(Source data)
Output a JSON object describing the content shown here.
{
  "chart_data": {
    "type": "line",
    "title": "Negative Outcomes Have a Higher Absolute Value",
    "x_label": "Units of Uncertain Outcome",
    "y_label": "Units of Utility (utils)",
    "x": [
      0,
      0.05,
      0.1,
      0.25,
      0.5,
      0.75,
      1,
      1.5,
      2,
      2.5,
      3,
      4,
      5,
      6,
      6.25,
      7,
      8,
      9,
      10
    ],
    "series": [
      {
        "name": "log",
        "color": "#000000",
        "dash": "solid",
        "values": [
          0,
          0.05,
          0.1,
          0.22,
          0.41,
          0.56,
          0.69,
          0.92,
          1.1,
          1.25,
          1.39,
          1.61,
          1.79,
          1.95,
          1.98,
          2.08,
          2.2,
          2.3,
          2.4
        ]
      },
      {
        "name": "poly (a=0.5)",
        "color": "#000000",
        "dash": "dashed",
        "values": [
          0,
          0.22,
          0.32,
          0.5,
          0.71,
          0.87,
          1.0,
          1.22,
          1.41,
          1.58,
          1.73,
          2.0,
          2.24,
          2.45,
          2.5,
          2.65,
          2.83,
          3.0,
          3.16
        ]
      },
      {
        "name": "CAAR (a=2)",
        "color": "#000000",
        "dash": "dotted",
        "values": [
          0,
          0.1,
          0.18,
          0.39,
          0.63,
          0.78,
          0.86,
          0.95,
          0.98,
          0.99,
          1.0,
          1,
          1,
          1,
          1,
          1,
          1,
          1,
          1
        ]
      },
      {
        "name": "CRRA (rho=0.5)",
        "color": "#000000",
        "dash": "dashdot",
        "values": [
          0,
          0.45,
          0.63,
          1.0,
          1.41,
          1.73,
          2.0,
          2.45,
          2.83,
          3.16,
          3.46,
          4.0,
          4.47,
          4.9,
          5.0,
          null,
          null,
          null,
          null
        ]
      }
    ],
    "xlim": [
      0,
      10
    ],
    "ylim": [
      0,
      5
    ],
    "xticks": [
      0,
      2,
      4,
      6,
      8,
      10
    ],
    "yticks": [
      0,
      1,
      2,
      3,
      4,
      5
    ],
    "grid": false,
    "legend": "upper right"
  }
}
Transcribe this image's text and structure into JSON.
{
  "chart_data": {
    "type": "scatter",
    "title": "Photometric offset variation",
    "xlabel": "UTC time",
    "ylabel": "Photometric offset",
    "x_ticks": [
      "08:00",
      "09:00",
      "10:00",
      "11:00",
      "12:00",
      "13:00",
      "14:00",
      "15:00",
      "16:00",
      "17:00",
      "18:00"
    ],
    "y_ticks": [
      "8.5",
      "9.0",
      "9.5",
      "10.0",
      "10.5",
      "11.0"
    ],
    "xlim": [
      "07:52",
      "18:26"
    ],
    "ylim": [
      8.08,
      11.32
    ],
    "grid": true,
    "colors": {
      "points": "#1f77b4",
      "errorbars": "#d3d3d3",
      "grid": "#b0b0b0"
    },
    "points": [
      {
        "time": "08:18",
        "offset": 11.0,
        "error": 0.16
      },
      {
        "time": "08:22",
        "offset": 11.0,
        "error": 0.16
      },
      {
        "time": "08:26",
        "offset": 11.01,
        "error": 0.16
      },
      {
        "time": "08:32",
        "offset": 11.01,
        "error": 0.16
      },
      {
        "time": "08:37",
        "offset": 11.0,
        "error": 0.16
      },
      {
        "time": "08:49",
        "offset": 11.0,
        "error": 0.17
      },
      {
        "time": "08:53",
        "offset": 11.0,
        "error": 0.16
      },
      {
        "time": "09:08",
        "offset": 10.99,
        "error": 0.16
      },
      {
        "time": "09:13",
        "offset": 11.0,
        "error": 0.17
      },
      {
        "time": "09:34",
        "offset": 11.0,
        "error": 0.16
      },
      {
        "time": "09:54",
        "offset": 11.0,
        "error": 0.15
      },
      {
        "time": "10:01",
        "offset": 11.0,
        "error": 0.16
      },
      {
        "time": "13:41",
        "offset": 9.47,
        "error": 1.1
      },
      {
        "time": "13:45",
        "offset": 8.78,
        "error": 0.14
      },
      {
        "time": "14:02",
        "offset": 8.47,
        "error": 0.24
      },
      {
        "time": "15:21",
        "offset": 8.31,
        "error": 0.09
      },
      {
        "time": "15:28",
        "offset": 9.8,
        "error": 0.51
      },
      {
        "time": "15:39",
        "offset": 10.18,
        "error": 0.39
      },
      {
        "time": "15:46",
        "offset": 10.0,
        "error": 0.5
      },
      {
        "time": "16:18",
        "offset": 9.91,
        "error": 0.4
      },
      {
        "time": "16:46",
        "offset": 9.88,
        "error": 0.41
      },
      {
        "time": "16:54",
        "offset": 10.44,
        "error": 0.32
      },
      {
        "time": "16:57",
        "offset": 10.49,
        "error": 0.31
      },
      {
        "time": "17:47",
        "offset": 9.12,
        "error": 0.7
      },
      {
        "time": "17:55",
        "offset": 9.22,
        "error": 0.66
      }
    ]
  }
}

**The task**
State the number of lines above that hold the string "Units", with nothing added.

**Solution to this exercise**
2